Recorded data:
-=-=-=-=-
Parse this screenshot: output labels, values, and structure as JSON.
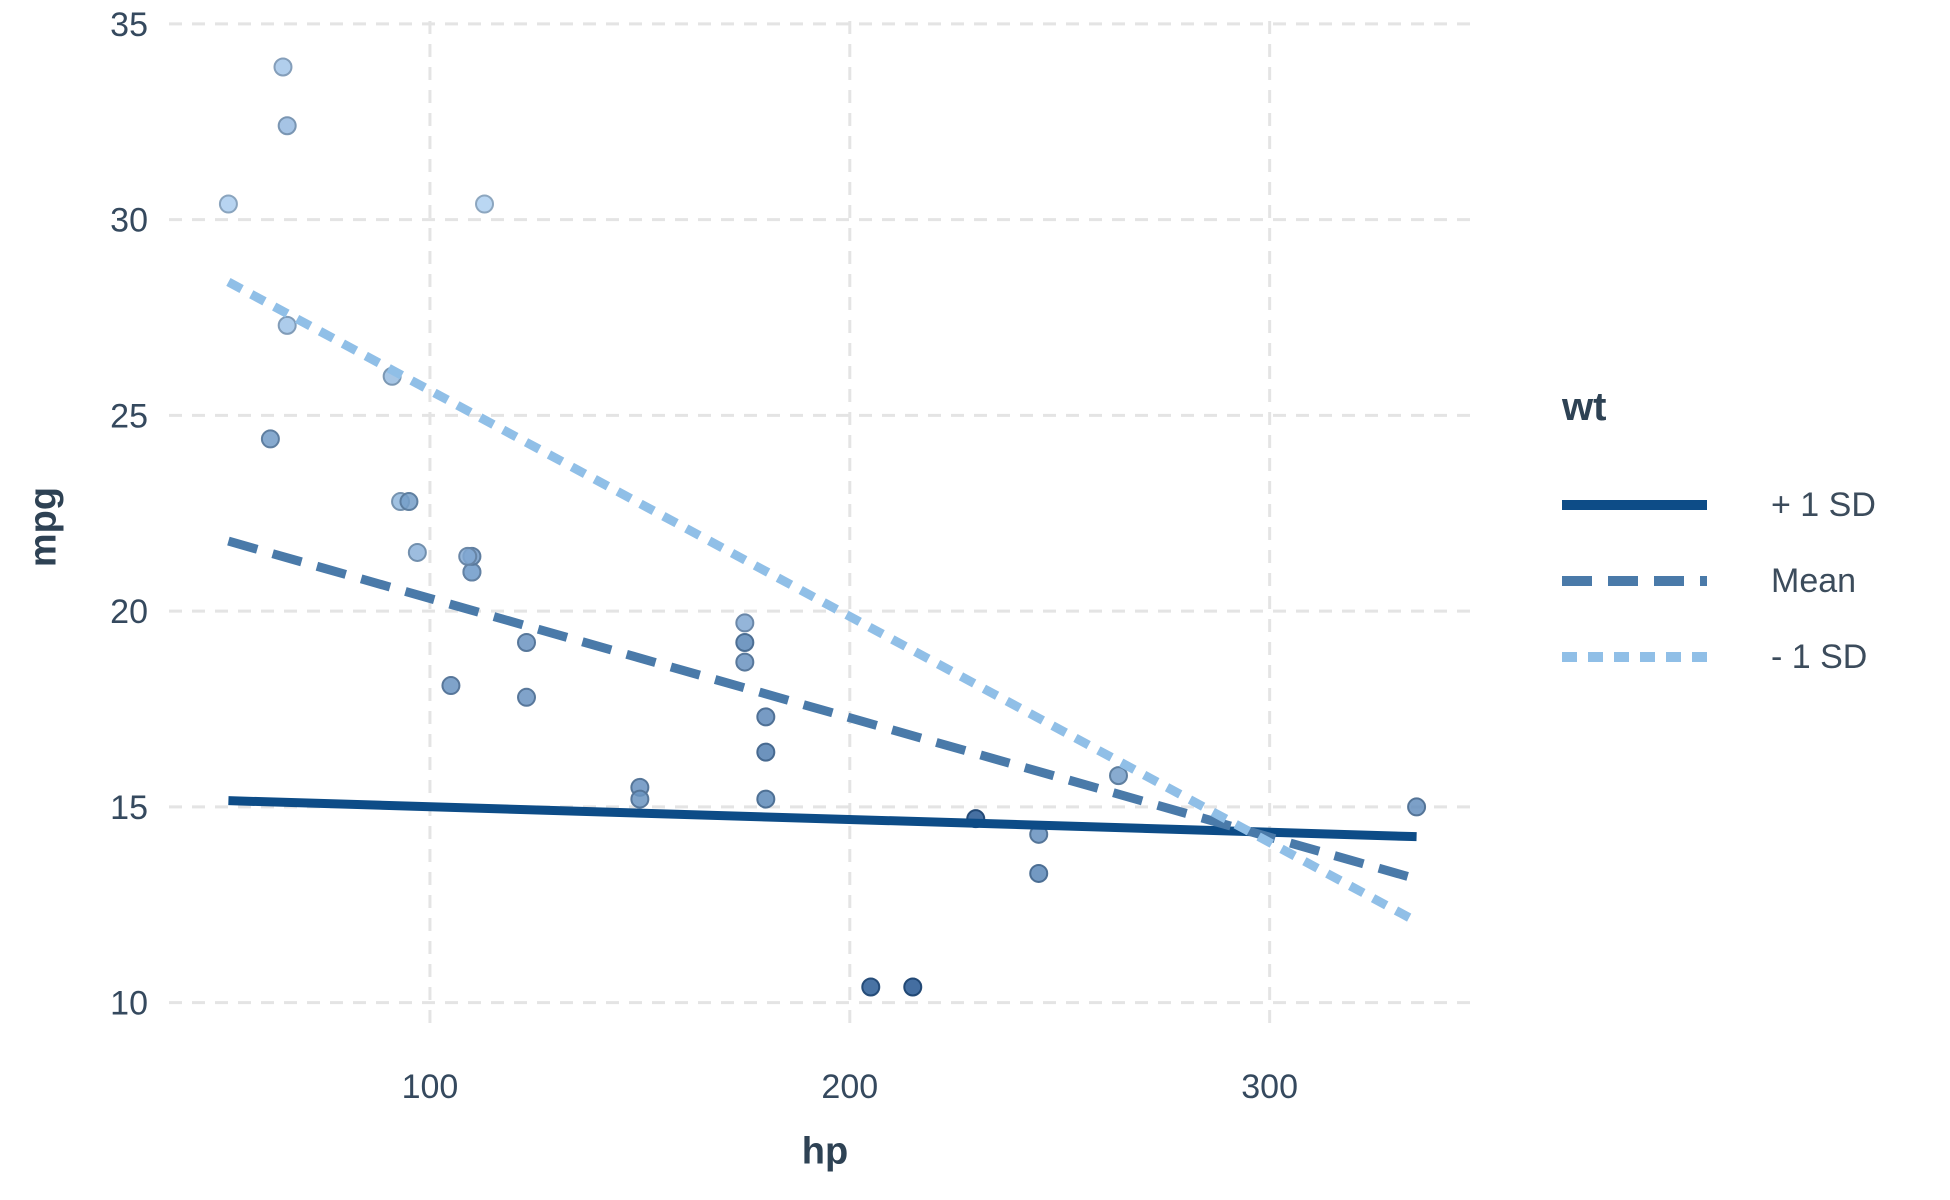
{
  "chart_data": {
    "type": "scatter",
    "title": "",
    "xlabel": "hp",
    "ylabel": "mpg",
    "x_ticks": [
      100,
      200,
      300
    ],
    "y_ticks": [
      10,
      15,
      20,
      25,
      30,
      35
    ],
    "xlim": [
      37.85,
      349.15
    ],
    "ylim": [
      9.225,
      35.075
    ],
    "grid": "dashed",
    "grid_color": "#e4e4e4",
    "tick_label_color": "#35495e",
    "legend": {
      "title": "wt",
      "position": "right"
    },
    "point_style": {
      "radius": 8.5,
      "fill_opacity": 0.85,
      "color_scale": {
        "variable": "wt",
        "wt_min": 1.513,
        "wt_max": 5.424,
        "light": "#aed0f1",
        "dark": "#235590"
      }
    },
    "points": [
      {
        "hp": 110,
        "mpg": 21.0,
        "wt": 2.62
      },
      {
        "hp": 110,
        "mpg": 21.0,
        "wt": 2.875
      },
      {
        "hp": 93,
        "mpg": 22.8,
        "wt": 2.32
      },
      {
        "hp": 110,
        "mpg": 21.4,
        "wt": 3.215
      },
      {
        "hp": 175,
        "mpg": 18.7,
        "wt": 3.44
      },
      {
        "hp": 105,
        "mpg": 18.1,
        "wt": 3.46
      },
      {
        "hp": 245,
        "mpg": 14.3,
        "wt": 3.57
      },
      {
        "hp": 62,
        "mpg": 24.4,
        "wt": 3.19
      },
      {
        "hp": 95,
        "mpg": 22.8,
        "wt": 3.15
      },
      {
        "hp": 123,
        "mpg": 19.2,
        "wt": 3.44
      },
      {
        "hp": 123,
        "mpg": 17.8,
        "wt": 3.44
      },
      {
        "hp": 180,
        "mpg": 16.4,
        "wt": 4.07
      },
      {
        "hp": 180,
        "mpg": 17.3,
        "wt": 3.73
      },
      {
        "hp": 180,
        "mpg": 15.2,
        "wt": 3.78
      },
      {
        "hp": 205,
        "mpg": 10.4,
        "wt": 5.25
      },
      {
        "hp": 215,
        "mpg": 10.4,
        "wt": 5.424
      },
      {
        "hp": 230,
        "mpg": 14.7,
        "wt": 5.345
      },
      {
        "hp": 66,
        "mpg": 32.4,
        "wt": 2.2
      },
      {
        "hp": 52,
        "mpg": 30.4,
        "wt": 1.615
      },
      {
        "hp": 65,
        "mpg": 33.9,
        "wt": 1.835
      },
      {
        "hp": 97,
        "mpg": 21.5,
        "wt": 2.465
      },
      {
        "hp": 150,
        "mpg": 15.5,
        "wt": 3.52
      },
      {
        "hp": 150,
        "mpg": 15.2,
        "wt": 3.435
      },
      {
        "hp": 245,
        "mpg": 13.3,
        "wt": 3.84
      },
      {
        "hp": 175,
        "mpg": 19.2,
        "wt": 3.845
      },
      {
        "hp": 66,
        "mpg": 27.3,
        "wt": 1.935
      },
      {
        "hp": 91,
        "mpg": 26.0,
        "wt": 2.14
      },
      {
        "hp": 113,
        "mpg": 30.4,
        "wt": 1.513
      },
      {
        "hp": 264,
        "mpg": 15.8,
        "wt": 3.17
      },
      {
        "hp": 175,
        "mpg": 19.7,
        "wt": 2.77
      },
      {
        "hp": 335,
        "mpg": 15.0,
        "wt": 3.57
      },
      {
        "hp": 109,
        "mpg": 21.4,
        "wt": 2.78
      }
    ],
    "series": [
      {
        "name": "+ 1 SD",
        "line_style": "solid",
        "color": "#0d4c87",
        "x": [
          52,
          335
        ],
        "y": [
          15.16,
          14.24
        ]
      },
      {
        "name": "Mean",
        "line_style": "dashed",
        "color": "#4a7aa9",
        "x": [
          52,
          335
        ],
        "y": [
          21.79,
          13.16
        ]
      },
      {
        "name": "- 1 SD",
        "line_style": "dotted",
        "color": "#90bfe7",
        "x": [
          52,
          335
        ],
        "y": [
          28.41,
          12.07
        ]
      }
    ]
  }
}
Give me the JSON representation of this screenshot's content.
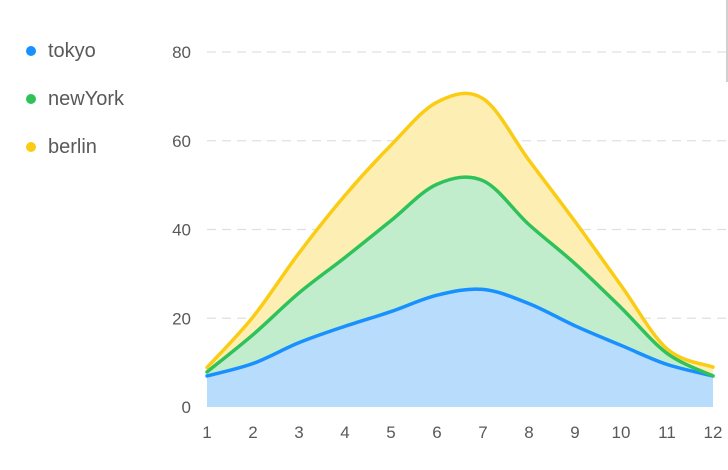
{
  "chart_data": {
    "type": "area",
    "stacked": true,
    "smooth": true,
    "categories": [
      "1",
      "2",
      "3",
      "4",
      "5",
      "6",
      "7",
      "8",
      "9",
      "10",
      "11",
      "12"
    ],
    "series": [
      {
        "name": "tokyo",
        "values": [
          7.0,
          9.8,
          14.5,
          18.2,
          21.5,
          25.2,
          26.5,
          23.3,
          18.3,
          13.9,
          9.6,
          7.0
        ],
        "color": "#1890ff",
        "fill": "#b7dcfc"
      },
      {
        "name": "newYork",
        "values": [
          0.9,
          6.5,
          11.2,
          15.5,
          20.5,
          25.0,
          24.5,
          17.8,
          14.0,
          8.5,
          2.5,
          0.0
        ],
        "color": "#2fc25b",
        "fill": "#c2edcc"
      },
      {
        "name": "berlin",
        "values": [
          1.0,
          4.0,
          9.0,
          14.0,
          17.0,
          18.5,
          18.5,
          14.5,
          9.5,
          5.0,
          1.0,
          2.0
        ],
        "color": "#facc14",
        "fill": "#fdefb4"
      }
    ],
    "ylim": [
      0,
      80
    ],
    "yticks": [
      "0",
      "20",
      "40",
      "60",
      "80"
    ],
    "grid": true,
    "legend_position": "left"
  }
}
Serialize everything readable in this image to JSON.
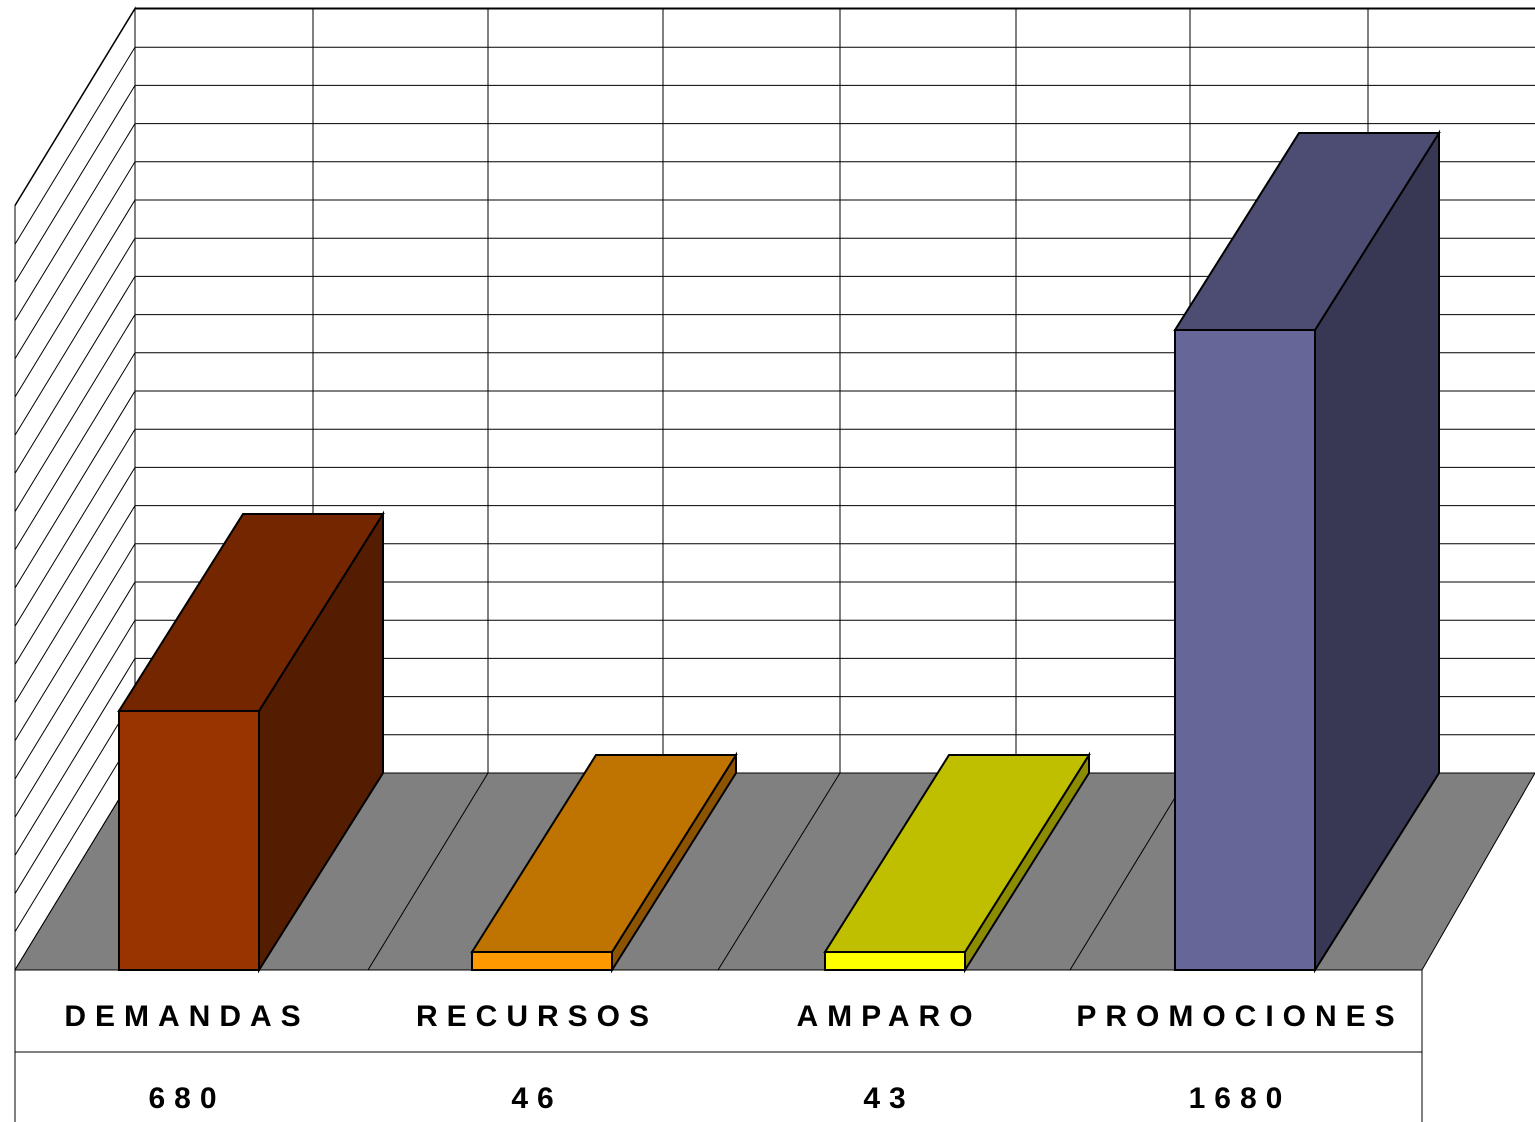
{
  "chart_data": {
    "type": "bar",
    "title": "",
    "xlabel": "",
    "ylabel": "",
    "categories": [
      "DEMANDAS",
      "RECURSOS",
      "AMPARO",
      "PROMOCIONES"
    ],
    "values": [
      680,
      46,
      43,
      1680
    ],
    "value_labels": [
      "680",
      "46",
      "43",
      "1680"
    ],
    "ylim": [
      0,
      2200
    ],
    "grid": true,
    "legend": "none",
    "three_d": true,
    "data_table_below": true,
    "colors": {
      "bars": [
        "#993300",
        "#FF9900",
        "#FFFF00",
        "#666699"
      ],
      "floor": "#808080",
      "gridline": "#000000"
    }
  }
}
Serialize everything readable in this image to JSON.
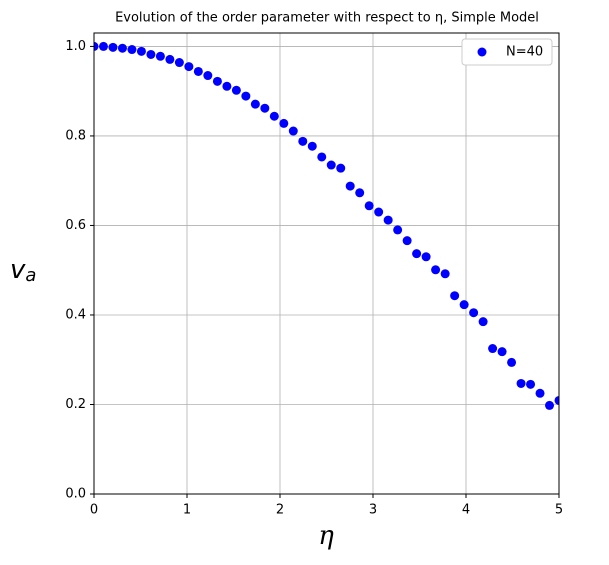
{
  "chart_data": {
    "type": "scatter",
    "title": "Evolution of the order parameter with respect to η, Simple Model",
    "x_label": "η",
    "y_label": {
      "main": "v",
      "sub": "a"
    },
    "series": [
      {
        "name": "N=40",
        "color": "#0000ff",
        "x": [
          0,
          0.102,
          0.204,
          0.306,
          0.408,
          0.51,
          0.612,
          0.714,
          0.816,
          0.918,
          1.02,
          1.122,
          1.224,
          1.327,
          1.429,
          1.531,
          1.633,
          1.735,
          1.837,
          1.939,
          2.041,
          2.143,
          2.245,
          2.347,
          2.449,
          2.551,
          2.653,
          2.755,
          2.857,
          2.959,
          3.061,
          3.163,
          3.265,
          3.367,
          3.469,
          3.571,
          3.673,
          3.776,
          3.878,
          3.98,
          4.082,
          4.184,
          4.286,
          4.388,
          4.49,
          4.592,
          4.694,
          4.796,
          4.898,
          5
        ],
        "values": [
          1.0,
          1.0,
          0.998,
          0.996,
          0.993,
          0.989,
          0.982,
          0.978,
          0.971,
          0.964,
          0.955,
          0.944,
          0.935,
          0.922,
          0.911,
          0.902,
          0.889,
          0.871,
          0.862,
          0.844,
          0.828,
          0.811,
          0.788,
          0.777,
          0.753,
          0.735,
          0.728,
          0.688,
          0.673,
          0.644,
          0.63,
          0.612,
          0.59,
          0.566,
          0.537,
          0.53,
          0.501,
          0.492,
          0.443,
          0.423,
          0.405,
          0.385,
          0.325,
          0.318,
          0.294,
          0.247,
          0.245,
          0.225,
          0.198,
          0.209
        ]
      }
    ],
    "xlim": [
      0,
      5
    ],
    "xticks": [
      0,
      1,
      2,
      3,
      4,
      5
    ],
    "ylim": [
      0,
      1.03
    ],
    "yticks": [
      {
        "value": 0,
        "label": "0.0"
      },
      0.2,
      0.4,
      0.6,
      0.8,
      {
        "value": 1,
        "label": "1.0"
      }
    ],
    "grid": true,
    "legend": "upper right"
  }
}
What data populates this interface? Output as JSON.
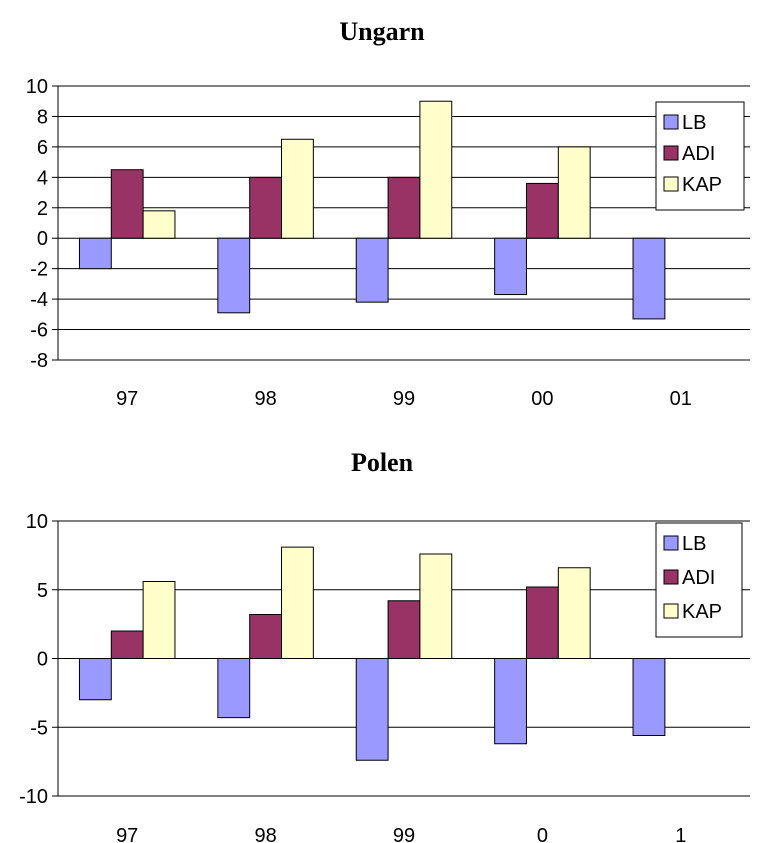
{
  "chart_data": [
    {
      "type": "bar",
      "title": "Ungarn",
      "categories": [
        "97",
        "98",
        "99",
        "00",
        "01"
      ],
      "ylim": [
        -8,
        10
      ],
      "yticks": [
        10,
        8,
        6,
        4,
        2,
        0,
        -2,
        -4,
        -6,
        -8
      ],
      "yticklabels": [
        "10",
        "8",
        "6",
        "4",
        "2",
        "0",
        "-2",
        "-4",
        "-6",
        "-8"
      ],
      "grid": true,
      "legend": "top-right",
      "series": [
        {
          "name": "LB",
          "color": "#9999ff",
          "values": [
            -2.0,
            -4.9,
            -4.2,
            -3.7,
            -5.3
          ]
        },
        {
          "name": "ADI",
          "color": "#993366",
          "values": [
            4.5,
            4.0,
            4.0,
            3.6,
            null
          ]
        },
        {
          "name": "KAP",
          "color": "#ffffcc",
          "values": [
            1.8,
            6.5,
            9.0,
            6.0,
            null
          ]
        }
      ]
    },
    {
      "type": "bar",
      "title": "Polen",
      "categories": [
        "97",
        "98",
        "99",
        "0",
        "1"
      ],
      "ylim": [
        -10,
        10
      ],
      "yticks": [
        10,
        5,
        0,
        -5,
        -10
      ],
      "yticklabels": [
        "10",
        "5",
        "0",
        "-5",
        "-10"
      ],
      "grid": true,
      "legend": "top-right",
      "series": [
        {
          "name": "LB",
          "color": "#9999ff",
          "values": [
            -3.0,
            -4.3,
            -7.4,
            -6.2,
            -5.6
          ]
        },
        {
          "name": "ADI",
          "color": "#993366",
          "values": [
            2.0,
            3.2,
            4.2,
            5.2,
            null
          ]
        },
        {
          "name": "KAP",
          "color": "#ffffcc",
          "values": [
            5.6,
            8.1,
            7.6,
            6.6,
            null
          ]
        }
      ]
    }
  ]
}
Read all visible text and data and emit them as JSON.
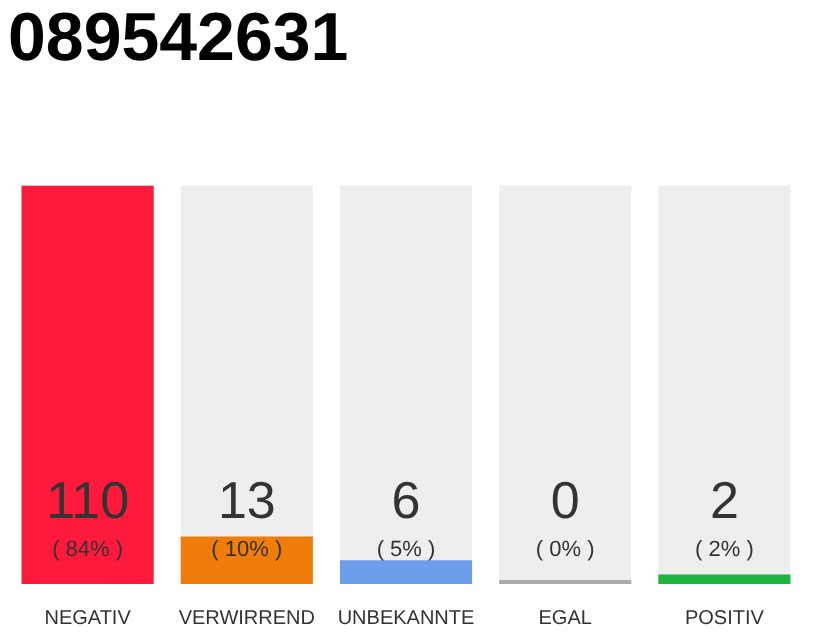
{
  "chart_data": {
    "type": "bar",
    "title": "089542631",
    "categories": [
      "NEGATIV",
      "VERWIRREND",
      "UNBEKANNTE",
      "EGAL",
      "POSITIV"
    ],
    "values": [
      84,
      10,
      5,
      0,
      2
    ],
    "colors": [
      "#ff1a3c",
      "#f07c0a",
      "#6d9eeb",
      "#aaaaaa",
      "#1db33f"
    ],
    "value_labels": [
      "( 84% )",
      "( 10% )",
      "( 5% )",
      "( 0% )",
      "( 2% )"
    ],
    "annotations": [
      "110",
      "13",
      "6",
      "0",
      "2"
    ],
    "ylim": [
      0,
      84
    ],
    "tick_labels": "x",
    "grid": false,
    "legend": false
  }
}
-=-=-=-=-
- _Task_: From the records above, pick out and copy each line holding the word "title".

- _Full response_:
    "title": "",
      "title": "wt",
    "title": "",
    "title": "Evolution of the order parameter with respect to η, Simple Model",
      "title": "Ungarn",
      "title": "Polen",
    "title": "089542631",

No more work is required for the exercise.